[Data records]
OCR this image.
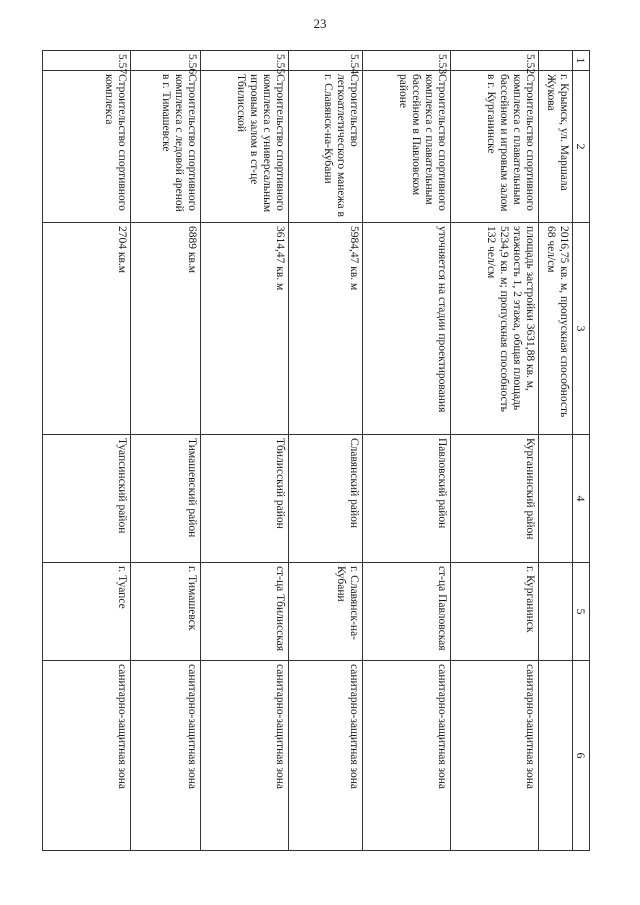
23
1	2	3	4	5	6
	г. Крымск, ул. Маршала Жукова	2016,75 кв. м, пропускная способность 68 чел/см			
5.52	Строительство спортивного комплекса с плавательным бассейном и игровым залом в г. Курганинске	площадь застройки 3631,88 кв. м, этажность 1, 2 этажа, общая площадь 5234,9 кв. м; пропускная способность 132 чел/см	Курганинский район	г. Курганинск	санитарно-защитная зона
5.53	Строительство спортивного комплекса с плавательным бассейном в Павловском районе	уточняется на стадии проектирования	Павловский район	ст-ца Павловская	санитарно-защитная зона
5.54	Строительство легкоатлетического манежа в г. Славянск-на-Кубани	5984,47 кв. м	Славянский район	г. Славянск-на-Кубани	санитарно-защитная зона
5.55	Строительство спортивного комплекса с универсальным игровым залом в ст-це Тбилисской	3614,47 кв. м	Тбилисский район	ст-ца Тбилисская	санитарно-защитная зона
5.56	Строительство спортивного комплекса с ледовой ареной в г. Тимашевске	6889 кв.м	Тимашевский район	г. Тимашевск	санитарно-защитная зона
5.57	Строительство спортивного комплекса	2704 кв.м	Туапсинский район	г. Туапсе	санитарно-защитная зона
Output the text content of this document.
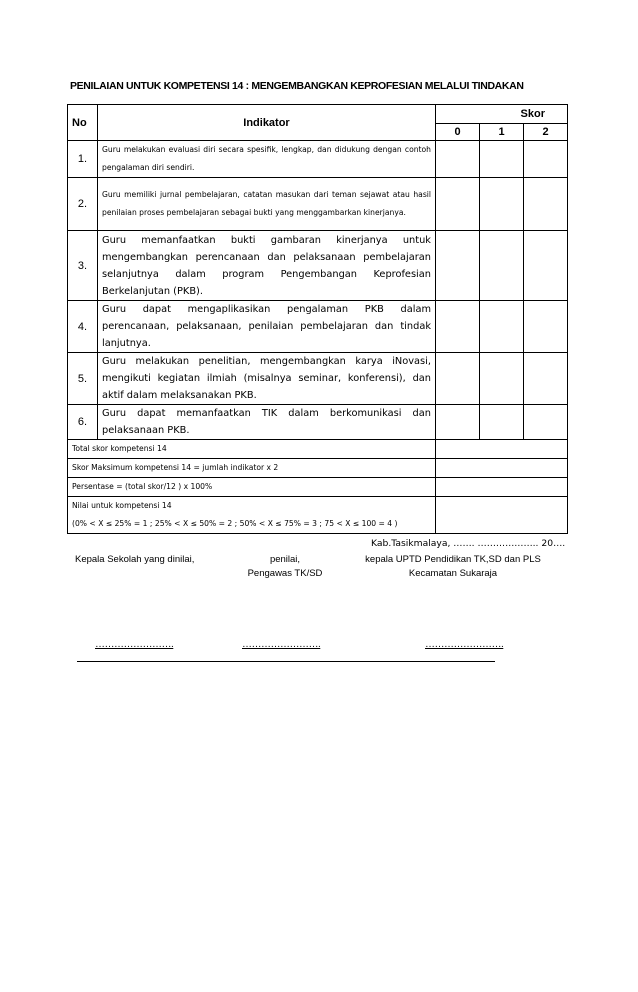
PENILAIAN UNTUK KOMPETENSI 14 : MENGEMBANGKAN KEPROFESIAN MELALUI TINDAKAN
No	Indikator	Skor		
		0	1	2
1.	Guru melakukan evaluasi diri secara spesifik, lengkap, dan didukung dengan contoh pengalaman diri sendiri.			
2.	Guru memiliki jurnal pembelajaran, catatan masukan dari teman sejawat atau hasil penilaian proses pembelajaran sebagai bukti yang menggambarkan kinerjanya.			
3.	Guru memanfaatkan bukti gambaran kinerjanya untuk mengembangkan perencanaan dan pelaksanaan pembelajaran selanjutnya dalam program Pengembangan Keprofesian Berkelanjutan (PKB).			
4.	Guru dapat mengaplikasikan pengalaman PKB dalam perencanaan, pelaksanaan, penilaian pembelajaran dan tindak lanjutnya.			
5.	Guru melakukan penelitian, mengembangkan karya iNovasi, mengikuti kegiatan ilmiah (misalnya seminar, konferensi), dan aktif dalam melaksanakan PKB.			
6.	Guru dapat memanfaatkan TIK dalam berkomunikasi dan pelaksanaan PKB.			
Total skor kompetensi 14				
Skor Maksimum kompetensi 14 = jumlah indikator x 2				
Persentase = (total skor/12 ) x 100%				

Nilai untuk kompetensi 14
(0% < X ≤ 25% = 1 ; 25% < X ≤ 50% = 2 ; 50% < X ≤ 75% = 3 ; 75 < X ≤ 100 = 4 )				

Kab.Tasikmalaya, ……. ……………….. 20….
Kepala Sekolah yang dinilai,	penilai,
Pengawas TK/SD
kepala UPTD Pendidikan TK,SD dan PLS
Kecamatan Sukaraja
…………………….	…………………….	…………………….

WHAT NEEDS TO BE DONE » Omit the pictures. Output every record above word for word.

RESPONSE TO THIS TASK »
OCR this image.
23
1	2	3	4	5	6
	г. Крымск, ул. Маршала Жукова	2016,75 кв. м, пропускная способность 68 чел/см			
5.52	Строительство спортивного комплекса с плавательным бассейном и игровым залом в г. Курганинске	площадь застройки 3631,88 кв. м, этажность 1, 2 этажа, общая площадь 5234,9 кв. м; пропускная способность 132 чел/см	Курганинский район	г. Курганинск	санитарно-защитная зона
5.53	Строительство спортивного комплекса с плавательным бассейном в Павловском районе	уточняется на стадии проектирования	Павловский район	ст-ца Павловская	санитарно-защитная зона
5.54	Строительство легкоатлетического манежа в г. Славянск-на-Кубани	5984,47 кв. м	Славянский район	г. Славянск-на-Кубани	санитарно-защитная зона
5.55	Строительство спортивного комплекса с универсальным игровым залом в ст-це Тбилисской	3614,47 кв. м	Тбилисский район	ст-ца Тбилисская	санитарно-защитная зона
5.56	Строительство спортивного комплекса с ледовой ареной в г. Тимашевске	6889 кв.м	Тимашевский район	г. Тимашевск	санитарно-защитная зона
5.57	Строительство спортивного комплекса	2704 кв.м	Туапсинский район	г. Туапсе	санитарно-защитная зона
Output the text content of this document.
PENILAIAN UNTUK KOMPETENSI 14 : MENGEMBANGKAN KEPROFESIAN MELALUI TINDAKAN
No	Indikator	Skor		
		0	1	2
1.	Guru melakukan evaluasi diri secara spesifik, lengkap, dan didukung dengan contoh pengalaman diri sendiri.			
2.	Guru memiliki jurnal pembelajaran, catatan masukan dari teman sejawat atau hasil penilaian proses pembelajaran sebagai bukti yang menggambarkan kinerjanya.			
3.	Guru memanfaatkan bukti gambaran kinerjanya untuk mengembangkan perencanaan dan pelaksanaan pembelajaran selanjutnya dalam program Pengembangan Keprofesian Berkelanjutan (PKB).			
4.	Guru dapat mengaplikasikan pengalaman PKB dalam perencanaan, pelaksanaan, penilaian pembelajaran dan tindak lanjutnya.			
5.	Guru melakukan penelitian, mengembangkan karya iNovasi, mengikuti kegiatan ilmiah (misalnya seminar, konferensi), dan aktif dalam melaksanakan PKB.			
6.	Guru dapat memanfaatkan TIK dalam berkomunikasi dan pelaksanaan PKB.			
Total skor kompetensi 14				
Skor Maksimum kompetensi 14 = jumlah indikator x 2				
Persentase = (total skor/12 ) x 100%				

Nilai untuk kompetensi 14
(0% < X ≤ 25% = 1 ; 25% < X ≤ 50% = 2 ; 50% < X ≤ 75% = 3 ; 75 < X ≤ 100 = 4 )				

Kab.Tasikmalaya, ……. ……………….. 20….
Kepala Sekolah yang dinilai,	penilai,
Pengawas TK/SD
kepala UPTD Pendidikan TK,SD dan PLS
Kecamatan Sukaraja
…………………….	…………………….	…………………….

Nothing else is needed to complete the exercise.